Requirement
Reproduce all the entries exactly.

[Source data]
=====
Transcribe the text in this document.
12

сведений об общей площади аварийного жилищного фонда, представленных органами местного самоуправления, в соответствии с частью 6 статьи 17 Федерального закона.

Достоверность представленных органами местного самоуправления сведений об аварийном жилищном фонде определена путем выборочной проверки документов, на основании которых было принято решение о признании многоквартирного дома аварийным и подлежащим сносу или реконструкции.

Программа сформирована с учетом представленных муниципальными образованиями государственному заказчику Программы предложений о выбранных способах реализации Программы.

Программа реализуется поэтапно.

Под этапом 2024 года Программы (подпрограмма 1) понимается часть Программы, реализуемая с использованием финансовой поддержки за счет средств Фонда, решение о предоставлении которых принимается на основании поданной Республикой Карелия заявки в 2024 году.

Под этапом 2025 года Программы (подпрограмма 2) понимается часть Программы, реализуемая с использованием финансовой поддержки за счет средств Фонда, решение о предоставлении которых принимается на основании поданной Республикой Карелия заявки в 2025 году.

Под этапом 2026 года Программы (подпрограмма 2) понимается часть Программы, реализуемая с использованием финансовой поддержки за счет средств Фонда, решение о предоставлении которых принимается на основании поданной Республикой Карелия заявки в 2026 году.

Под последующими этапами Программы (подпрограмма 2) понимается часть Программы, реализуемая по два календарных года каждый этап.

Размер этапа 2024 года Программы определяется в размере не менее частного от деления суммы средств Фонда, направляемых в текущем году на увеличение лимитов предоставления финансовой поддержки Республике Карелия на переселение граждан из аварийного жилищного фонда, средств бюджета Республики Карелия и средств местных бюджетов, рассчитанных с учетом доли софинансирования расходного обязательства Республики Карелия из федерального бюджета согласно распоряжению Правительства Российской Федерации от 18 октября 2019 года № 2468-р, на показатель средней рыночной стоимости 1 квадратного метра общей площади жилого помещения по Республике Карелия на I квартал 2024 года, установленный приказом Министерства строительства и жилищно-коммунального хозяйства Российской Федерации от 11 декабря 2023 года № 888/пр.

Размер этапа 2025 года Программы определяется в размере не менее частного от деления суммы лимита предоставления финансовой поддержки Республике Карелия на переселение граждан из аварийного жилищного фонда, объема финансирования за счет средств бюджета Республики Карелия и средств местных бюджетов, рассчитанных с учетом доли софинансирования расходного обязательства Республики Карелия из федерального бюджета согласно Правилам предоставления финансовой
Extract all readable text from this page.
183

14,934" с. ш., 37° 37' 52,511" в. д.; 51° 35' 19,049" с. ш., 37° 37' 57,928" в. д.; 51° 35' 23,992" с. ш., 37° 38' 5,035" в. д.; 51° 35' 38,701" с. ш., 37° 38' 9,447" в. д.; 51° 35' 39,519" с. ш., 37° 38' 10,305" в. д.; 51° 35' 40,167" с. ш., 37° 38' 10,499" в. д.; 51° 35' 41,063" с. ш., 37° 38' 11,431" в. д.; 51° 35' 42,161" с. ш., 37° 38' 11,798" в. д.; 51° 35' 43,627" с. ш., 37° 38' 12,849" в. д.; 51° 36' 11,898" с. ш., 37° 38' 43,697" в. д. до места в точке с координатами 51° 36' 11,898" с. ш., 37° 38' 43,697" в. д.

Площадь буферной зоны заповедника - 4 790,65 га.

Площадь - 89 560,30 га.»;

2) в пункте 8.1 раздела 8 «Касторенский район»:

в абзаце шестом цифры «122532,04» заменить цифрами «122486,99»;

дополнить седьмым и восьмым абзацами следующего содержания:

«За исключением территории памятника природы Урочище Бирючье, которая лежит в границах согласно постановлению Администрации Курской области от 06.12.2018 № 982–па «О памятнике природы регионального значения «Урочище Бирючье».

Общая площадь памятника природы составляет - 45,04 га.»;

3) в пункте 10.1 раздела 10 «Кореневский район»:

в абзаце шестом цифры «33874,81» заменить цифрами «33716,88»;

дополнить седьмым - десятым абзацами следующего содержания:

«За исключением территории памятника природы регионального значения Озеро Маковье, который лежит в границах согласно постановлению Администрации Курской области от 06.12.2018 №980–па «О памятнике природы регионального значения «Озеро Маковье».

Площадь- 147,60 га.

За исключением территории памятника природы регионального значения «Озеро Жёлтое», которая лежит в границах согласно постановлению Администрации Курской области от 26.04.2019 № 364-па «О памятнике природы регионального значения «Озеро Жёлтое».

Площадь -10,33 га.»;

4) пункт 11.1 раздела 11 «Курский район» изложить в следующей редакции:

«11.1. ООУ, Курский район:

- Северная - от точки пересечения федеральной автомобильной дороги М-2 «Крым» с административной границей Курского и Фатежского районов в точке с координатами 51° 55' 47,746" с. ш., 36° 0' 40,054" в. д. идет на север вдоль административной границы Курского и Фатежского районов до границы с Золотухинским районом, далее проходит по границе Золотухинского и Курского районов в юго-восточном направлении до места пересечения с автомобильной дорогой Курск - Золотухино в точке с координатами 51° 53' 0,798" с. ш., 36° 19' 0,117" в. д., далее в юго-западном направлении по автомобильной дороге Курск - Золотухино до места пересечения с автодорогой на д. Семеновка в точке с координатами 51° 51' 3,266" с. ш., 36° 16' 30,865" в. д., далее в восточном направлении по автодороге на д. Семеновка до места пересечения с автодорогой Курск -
=====
Answer to this exercise
Transcribe the text in this document.
12

сведений об общей площади аварийного жилищного фонда, представленных органами местного самоуправления, в соответствии с частью 6 статьи 17 Федерального закона.

Достоверность представленных органами местного самоуправления сведений об аварийном жилищном фонде определена путем выборочной проверки документов, на основании которых было принято решение о признании многоквартирного дома аварийным и подлежащим сносу или реконструкции.

Программа сформирована с учетом представленных муниципальными образованиями государственному заказчику Программы предложений о выбранных способах реализации Программы.

Программа реализуется поэтапно.

Под этапом 2024 года Программы (подпрограмма 1) понимается часть Программы, реализуемая с использованием финансовой поддержки за счет средств Фонда, решение о предоставлении которых принимается на основании поданной Республикой Карелия заявки в 2024 году.

Под этапом 2025 года Программы (подпрограмма 2) понимается часть Программы, реализуемая с использованием финансовой поддержки за счет средств Фонда, решение о предоставлении которых принимается на основании поданной Республикой Карелия заявки в 2025 году.

Под этапом 2026 года Программы (подпрограмма 2) понимается часть Программы, реализуемая с использованием финансовой поддержки за счет средств Фонда, решение о предоставлении которых принимается на основании поданной Республикой Карелия заявки в 2026 году.

Под последующими этапами Программы (подпрограмма 2) понимается часть Программы, реализуемая по два календарных года каждый этап.

Размер этапа 2024 года Программы определяется в размере не менее частного от деления суммы средств Фонда, направляемых в текущем году на увеличение лимитов предоставления финансовой поддержки Республике Карелия на переселение граждан из аварийного жилищного фонда, средств бюджета Республики Карелия и средств местных бюджетов, рассчитанных с учетом доли софинансирования расходного обязательства Республики Карелия из федерального бюджета согласно распоряжению Правительства Российской Федерации от 18 октября 2019 года № 2468-р, на показатель средней рыночной стоимости 1 квадратного метра общей площади жилого помещения по Республике Карелия на I квартал 2024 года, установленный приказом Министерства строительства и жилищно-коммунального хозяйства Российской Федерации от 11 декабря 2023 года № 888/пр.

Размер этапа 2025 года Программы определяется в размере не менее частного от деления суммы лимита предоставления финансовой поддержки Республике Карелия на переселение граждан из аварийного жилищного фонда, объема финансирования за счет средств бюджета Республики Карелия и средств местных бюджетов, рассчитанных с учетом доли софинансирования расходного обязательства Республики Карелия из федерального бюджета согласно Правилам предоставления финансовой
Extract all readable text from this page.
183

14,934" с. ш., 37° 37' 52,511" в. д.; 51° 35' 19,049" с. ш., 37° 37' 57,928" в. д.; 51° 35' 23,992" с. ш., 37° 38' 5,035" в. д.; 51° 35' 38,701" с. ш., 37° 38' 9,447" в. д.; 51° 35' 39,519" с. ш., 37° 38' 10,305" в. д.; 51° 35' 40,167" с. ш., 37° 38' 10,499" в. д.; 51° 35' 41,063" с. ш., 37° 38' 11,431" в. д.; 51° 35' 42,161" с. ш., 37° 38' 11,798" в. д.; 51° 35' 43,627" с. ш., 37° 38' 12,849" в. д.; 51° 36' 11,898" с. ш., 37° 38' 43,697" в. д. до места в точке с координатами 51° 36' 11,898" с. ш., 37° 38' 43,697" в. д.

Площадь буферной зоны заповедника - 4 790,65 га.

Площадь - 89 560,30 га.»;

2) в пункте 8.1 раздела 8 «Касторенский район»:

в абзаце шестом цифры «122532,04» заменить цифрами «122486,99»;

дополнить седьмым и восьмым абзацами следующего содержания:

«За исключением территории памятника природы Урочище Бирючье, которая лежит в границах согласно постановлению Администрации Курской области от 06.12.2018 № 982–па «О памятнике природы регионального значения «Урочище Бирючье».

Общая площадь памятника природы составляет - 45,04 га.»;

3) в пункте 10.1 раздела 10 «Кореневский район»:

в абзаце шестом цифры «33874,81» заменить цифрами «33716,88»;

дополнить седьмым - десятым абзацами следующего содержания:

«За исключением территории памятника природы регионального значения Озеро Маковье, который лежит в границах согласно постановлению Администрации Курской области от 06.12.2018 №980–па «О памятнике природы регионального значения «Озеро Маковье».

Площадь- 147,60 га.

За исключением территории памятника природы регионального значения «Озеро Жёлтое», которая лежит в границах согласно постановлению Администрации Курской области от 26.04.2019 № 364-па «О памятнике природы регионального значения «Озеро Жёлтое».

Площадь -10,33 га.»;

4) пункт 11.1 раздела 11 «Курский район» изложить в следующей редакции:

«11.1. ООУ, Курский район:

- Северная - от точки пересечения федеральной автомобильной дороги М-2 «Крым» с административной границей Курского и Фатежского районов в точке с координатами 51° 55' 47,746" с. ш., 36° 0' 40,054" в. д. идет на север вдоль административной границы Курского и Фатежского районов до границы с Золотухинским районом, далее проходит по границе Золотухинского и Курского районов в юго-восточном направлении до места пересечения с автомобильной дорогой Курск - Золотухино в точке с координатами 51° 53' 0,798" с. ш., 36° 19' 0,117" в. д., далее в юго-западном направлении по автомобильной дороге Курск - Золотухино до места пересечения с автодорогой на д. Семеновка в точке с координатами 51° 51' 3,266" с. ш., 36° 16' 30,865" в. д., далее в восточном направлении по автодороге на д. Семеновка до места пересечения с автодорогой Курск -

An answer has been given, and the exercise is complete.